◆ **SET PROBLEM**
Rewrite the data starting at the line that contains "Detect and localize" and ending at the line that contains "- button[interactable]: More", replacing "staticText" with "text" and leaving everything else unchanged. Omit the pictures from your answer.

◆ **GIVEN INFORMATION**
#####
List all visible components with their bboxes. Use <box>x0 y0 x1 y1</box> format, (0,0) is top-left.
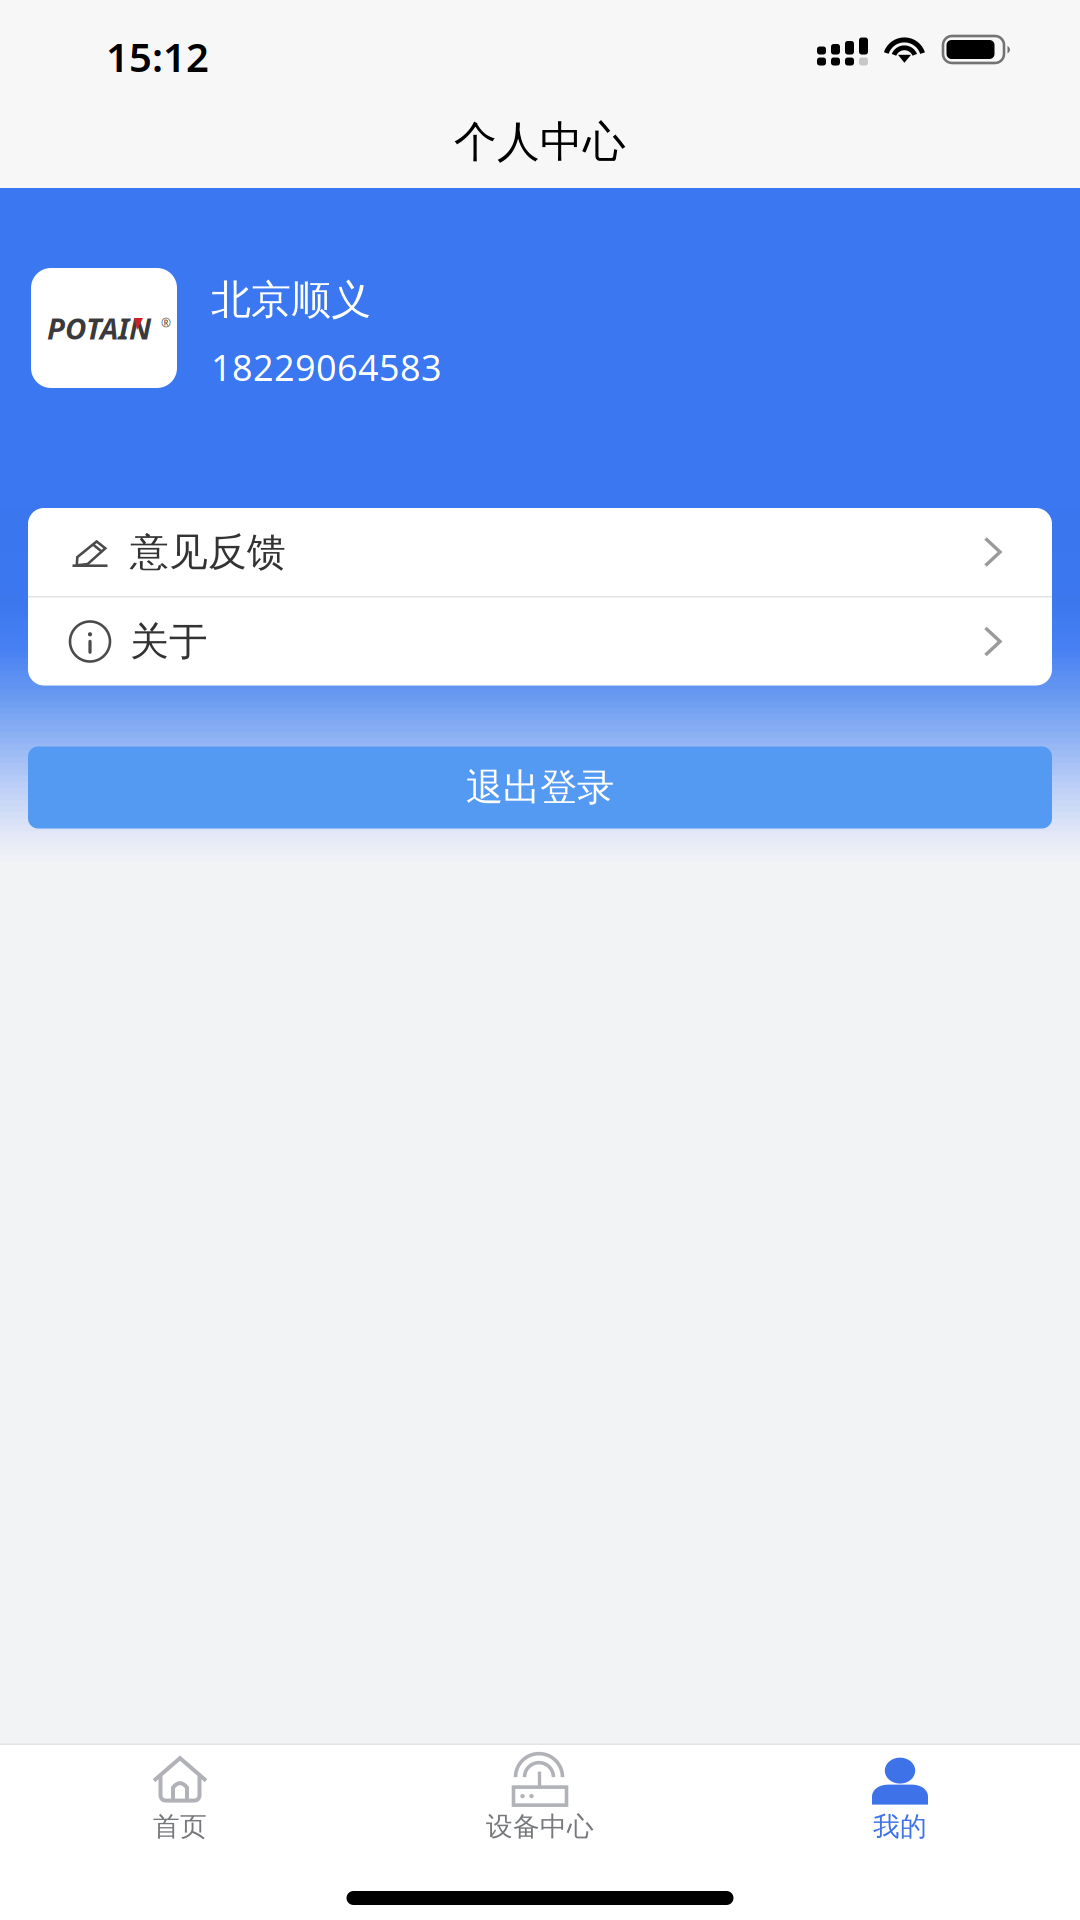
#####
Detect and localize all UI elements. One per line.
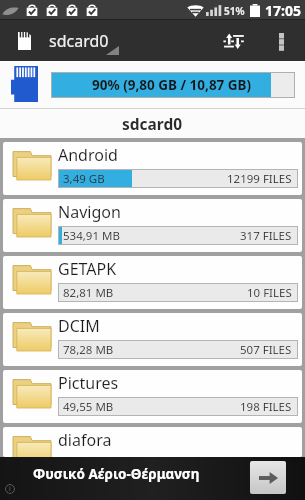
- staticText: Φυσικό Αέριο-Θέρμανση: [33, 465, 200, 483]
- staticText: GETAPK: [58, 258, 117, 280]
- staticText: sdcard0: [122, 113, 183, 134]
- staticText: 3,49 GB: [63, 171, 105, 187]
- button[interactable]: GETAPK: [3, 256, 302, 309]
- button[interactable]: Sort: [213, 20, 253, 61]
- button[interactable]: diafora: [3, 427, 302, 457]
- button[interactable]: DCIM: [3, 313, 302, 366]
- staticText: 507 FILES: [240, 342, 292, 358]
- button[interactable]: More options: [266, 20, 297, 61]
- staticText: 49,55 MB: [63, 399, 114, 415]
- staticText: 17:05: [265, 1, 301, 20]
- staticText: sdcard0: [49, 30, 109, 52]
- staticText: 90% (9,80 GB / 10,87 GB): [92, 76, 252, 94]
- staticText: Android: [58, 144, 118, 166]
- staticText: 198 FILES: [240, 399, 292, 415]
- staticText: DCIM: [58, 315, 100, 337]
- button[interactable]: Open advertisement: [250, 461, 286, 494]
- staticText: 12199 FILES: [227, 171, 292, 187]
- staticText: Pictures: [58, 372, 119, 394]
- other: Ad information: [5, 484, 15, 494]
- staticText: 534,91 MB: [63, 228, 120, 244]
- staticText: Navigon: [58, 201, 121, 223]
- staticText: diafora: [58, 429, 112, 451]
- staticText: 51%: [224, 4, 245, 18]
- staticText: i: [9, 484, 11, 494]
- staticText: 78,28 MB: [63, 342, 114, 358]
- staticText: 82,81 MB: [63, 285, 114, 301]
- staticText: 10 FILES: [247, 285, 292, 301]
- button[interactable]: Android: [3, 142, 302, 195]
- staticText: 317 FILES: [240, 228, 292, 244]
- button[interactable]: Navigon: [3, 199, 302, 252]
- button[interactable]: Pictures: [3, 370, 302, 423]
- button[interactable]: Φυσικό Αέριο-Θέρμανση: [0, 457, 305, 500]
#####
◆ **SOLUTION FOR THIS EXERCISE**
Detect and localize all UI elements. One per line.
- text: Φυσικό Αέριο-Θέρμανση: [33, 465, 200, 483]
- text: GETAPK: [58, 258, 117, 280]
- text: sdcard0: [122, 113, 183, 134]
- text: 3,49 GB: [63, 171, 105, 187]
- button[interactable]: GETAPK: [3, 256, 302, 309]
- button[interactable]: Sort: [213, 20, 253, 61]
- button[interactable]: diafora: [3, 427, 302, 457]
- button[interactable]: DCIM: [3, 313, 302, 366]
- text: 507 FILES: [240, 342, 292, 358]
- button[interactable]: More options: [266, 20, 297, 61]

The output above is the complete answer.